Exercise directions: Every line of the data that contains the string "title" must be copied.

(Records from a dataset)
··········

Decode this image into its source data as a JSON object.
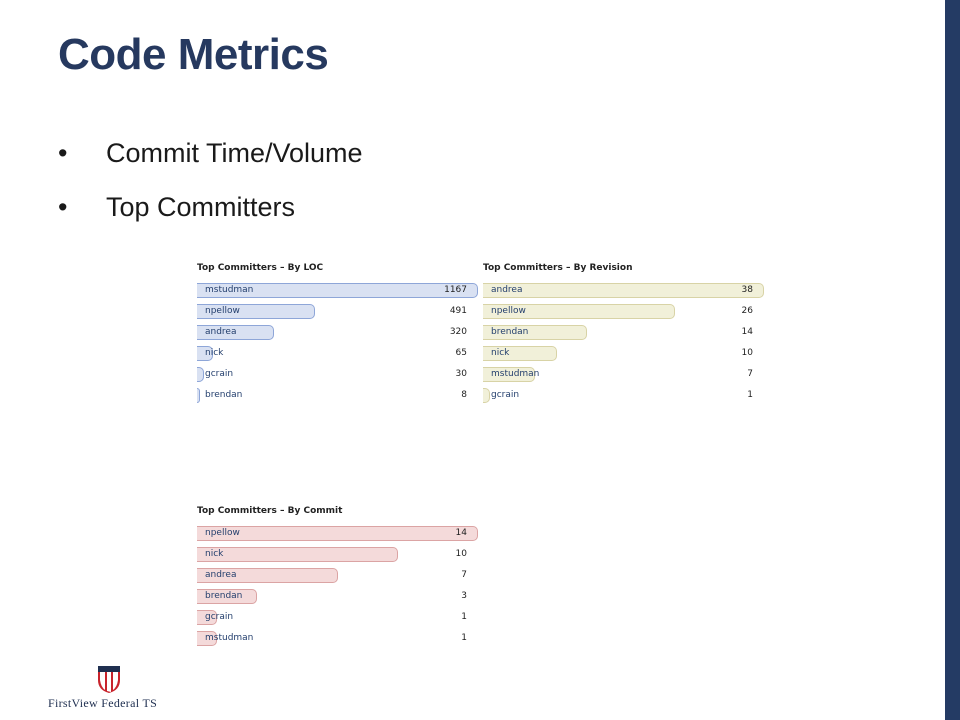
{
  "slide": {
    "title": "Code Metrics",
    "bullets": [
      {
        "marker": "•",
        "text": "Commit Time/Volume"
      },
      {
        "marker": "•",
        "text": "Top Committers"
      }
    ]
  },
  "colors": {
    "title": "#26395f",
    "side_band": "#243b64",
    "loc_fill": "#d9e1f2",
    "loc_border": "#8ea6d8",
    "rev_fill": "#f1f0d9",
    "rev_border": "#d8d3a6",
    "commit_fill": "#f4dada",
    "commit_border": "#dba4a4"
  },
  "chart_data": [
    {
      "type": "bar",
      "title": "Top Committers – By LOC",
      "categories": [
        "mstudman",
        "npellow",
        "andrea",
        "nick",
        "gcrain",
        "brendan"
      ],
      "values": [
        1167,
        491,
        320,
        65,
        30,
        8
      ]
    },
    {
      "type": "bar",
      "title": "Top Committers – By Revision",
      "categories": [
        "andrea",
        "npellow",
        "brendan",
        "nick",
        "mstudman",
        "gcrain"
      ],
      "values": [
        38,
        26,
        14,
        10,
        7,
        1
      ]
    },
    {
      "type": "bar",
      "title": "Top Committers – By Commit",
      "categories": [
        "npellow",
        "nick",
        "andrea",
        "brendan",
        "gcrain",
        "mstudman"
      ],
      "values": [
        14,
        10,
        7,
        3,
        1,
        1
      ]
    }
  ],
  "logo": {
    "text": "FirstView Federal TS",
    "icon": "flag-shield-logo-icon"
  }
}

··········

Solution for this exercise:
    "title": "Code Metrics",
    "title": "#26395f",
      "title": "Top Committers – By LOC",
      "title": "Top Committers – By Revision",
      "title": "Top Committers – By Commit",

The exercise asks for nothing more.